> **Figure dataset records**

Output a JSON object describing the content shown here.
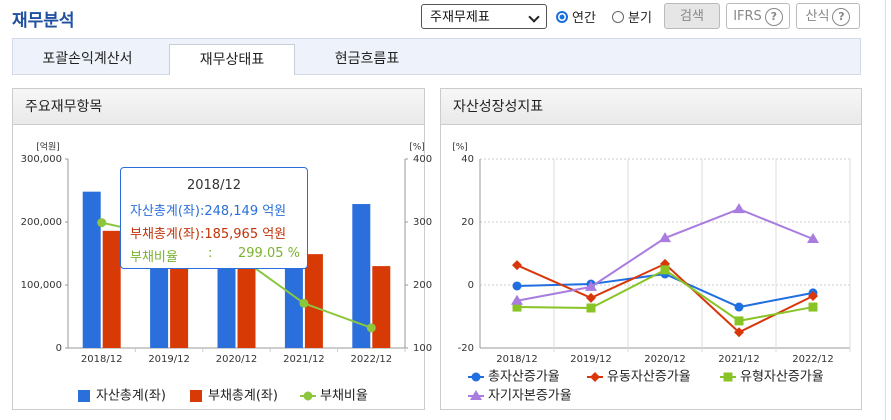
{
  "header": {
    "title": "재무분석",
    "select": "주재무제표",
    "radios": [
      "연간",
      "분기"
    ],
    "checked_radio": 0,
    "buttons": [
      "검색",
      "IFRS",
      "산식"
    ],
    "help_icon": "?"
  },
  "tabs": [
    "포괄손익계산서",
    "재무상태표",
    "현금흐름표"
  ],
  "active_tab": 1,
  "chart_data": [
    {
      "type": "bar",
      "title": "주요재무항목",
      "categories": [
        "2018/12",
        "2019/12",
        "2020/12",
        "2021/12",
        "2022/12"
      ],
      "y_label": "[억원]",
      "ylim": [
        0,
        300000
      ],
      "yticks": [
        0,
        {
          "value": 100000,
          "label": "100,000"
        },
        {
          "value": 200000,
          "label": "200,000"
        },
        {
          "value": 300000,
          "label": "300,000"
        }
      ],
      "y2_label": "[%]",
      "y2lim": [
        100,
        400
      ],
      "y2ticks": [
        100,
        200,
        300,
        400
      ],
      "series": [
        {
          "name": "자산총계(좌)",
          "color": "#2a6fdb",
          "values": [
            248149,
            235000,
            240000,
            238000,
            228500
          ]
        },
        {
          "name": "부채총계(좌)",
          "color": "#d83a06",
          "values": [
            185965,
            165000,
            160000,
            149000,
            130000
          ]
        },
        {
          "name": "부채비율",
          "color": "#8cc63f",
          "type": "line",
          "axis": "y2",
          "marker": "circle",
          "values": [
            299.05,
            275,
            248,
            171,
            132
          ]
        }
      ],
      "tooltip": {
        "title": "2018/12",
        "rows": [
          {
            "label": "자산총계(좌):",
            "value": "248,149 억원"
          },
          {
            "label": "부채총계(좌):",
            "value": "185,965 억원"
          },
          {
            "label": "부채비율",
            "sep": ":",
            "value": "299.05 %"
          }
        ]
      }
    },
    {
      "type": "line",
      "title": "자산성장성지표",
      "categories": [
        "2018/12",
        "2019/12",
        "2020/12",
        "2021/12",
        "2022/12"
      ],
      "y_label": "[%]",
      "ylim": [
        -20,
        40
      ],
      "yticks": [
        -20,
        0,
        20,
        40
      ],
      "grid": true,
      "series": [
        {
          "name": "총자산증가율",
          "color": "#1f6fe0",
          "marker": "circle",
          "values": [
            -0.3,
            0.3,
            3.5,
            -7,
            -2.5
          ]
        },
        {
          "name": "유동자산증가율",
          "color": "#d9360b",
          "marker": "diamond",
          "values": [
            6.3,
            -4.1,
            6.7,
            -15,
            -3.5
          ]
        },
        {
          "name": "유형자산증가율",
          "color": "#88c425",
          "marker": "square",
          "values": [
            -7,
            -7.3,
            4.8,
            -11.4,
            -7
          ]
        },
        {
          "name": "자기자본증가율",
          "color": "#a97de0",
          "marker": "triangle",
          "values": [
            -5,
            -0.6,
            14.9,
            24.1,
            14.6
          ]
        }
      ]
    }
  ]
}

> **Given request**
Leave the pictures out and reproduce all of the records exactly.

> **Expected answer**
Output a JSON object describing the content shown here.
{
  "header": {
    "title": "재무분석",
    "select": "주재무제표",
    "radios": [
      "연간",
      "분기"
    ],
    "checked_radio": 0,
    "buttons": [
      "검색",
      "IFRS",
      "산식"
    ],
    "help_icon": "?"
  },
  "tabs": [
    "포괄손익계산서",
    "재무상태표",
    "현금흐름표"
  ],
  "active_tab": 1,
  "chart_data": [
    {
      "type": "bar",
      "title": "주요재무항목",
      "categories": [
        "2018/12",
        "2019/12",
        "2020/12",
        "2021/12",
        "2022/12"
      ],
      "y_label": "[억원]",
      "ylim": [
        0,
        300000
      ],
      "yticks": [
        0,
        {
          "value": 100000,
          "label": "100,000"
        },
        {
          "value": 200000,
          "label": "200,000"
        },
        {
          "value": 300000,
          "label": "300,000"
        }
      ],
      "y2_label": "[%]",
      "y2lim": [
        100,
        400
      ],
      "y2ticks": [
        100,
        200,
        300,
        400
      ],
      "series": [
        {
          "name": "자산총계(좌)",
          "color": "#2a6fdb",
          "values": [
            248149,
            235000,
            240000,
            238000,
            228500
          ]
        },
        {
          "name": "부채총계(좌)",
          "color": "#d83a06",
          "values": [
            185965,
            165000,
            160000,
            149000,
            130000
          ]
        },
        {
          "name": "부채비율",
          "color": "#8cc63f",
          "type": "line",
          "axis": "y2",
          "marker": "circle",
          "values": [
            299.05,
            275,
            248,
            171,
            132
          ]
        }
      ],
      "tooltip": {
        "title": "2018/12",
        "rows": [
          {
            "label": "자산총계(좌):",
            "value": "248,149 억원"
          },
          {
            "label": "부채총계(좌):",
            "value": "185,965 억원"
          },
          {
            "label": "부채비율",
            "sep": ":",
            "value": "299.05 %"
          }
        ]
      }
    },
    {
      "type": "line",
      "title": "자산성장성지표",
      "categories": [
        "2018/12",
        "2019/12",
        "2020/12",
        "2021/12",
        "2022/12"
      ],
      "y_label": "[%]",
      "ylim": [
        -20,
        40
      ],
      "yticks": [
        -20,
        0,
        20,
        40
      ],
      "grid": true,
      "series": [
        {
          "name": "총자산증가율",
          "color": "#1f6fe0",
          "marker": "circle",
          "values": [
            -0.3,
            0.3,
            3.5,
            -7,
            -2.5
          ]
        },
        {
          "name": "유동자산증가율",
          "color": "#d9360b",
          "marker": "diamond",
          "values": [
            6.3,
            -4.1,
            6.7,
            -15,
            -3.5
          ]
        },
        {
          "name": "유형자산증가율",
          "color": "#88c425",
          "marker": "square",
          "values": [
            -7,
            -7.3,
            4.8,
            -11.4,
            -7
          ]
        },
        {
          "name": "자기자본증가율",
          "color": "#a97de0",
          "marker": "triangle",
          "values": [
            -5,
            -0.6,
            14.9,
            24.1,
            14.6
          ]
        }
      ]
    }
  ]
}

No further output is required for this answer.